Set task
Restate each line word for word. Leave out every picture.

Material shown

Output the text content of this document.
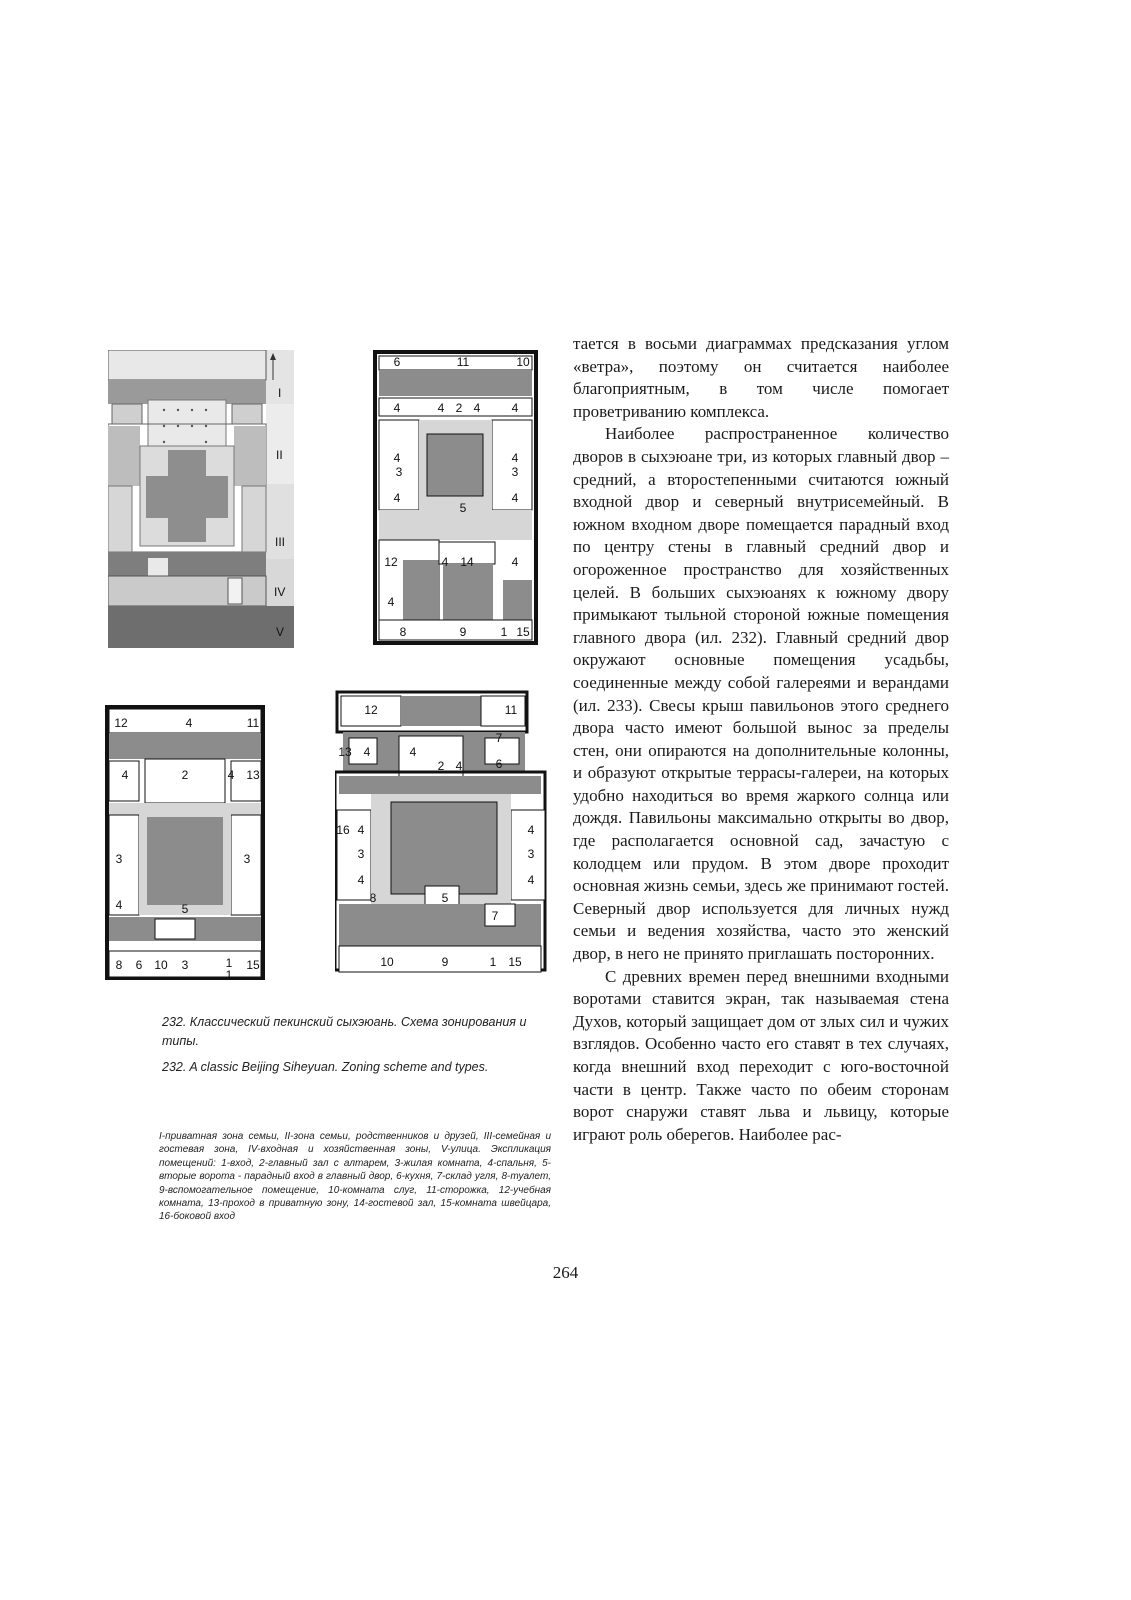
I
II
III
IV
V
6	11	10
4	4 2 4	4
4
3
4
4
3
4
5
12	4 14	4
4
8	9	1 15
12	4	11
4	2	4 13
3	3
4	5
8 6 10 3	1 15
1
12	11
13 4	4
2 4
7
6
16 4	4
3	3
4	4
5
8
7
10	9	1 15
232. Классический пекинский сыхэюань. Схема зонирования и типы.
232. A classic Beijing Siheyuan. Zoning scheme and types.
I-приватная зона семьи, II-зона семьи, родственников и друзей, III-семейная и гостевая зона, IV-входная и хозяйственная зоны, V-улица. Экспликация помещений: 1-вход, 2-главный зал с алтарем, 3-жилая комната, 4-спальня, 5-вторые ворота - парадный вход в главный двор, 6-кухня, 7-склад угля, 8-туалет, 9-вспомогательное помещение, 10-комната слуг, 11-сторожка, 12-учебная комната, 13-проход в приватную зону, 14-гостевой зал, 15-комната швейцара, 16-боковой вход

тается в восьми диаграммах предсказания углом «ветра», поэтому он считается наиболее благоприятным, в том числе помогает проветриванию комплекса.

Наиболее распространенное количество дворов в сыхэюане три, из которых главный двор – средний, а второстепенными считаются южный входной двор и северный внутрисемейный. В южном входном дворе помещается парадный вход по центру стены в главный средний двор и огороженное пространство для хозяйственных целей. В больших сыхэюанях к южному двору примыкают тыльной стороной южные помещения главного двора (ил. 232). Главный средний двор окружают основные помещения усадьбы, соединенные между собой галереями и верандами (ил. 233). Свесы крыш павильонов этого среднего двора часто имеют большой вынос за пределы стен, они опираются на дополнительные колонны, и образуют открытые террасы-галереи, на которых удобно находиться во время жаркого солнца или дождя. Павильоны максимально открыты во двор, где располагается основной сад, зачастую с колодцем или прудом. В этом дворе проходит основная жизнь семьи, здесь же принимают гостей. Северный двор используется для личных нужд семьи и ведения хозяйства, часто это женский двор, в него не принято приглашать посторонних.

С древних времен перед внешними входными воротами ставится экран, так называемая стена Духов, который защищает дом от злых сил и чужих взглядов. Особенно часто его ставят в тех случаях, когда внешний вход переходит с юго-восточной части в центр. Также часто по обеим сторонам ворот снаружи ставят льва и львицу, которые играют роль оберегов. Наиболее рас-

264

Task answer
Output the text content of this document.
I
II
III
IV
V
6	11	10
4	4 2 4	4
4
3
4
4
3
4
5
12	4 14	4
4
8	9	1 15
12	4	11
4	2	4 13
3	3
4	5
8 6 10 3	1 15
1
12	11
13 4	4
2 4
7
6
16 4	4
3	3
4	4
5
8
7
10	9	1 15
232. Классический пекинский сыхэюань. Схема зонирования и типы.
232. A classic Beijing Siheyuan. Zoning scheme and types.
I-приватная зона семьи, II-зона семьи, родственников и друзей, III-семейная и гостевая зона, IV-входная и хозяйственная зоны, V-улица. Экспликация помещений: 1-вход, 2-главный зал с алтарем, 3-жилая комната, 4-спальня, 5-вторые ворота - парадный вход в главный двор, 6-кухня, 7-склад угля, 8-туалет, 9-вспомогательное помещение, 10-комната слуг, 11-сторожка, 12-учебная комната, 13-проход в приватную зону, 14-гостевой зал, 15-комната швейцара, 16-боковой вход

тается в восьми диаграммах предсказания углом «ветра», поэтому он считается наиболее благоприятным, в том числе помогает проветриванию комплекса.

Наиболее распространенное количество дворов в сыхэюане три, из которых главный двор – средний, а второстепенными считаются южный входной двор и северный внутрисемейный. В южном входном дворе помещается парадный вход по центру стены в главный средний двор и огороженное пространство для хозяйственных целей. В больших сыхэюанях к южному двору примыкают тыльной стороной южные помещения главного двора (ил. 232). Главный средний двор окружают основные помещения усадьбы, соединенные между собой галереями и верандами (ил. 233). Свесы крыш павильонов этого среднего двора часто имеют большой вынос за пределы стен, они опираются на дополнительные колонны, и образуют открытые террасы-галереи, на которых удобно находиться во время жаркого солнца или дождя. Павильоны максимально открыты во двор, где располагается основной сад, зачастую с колодцем или прудом. В этом дворе проходит основная жизнь семьи, здесь же принимают гостей. Северный двор используется для личных нужд семьи и ведения хозяйства, часто это женский двор, в него не принято приглашать посторонних.

С древних времен перед внешними входными воротами ставится экран, так называемая стена Духов, который защищает дом от злых сил и чужих взглядов. Особенно часто его ставят в тех случаях, когда внешний вход переходит с юго-восточной части в центр. Также часто по обеим сторонам ворот снаружи ставят льва и львицу, которые играют роль оберегов. Наиболее рас-

264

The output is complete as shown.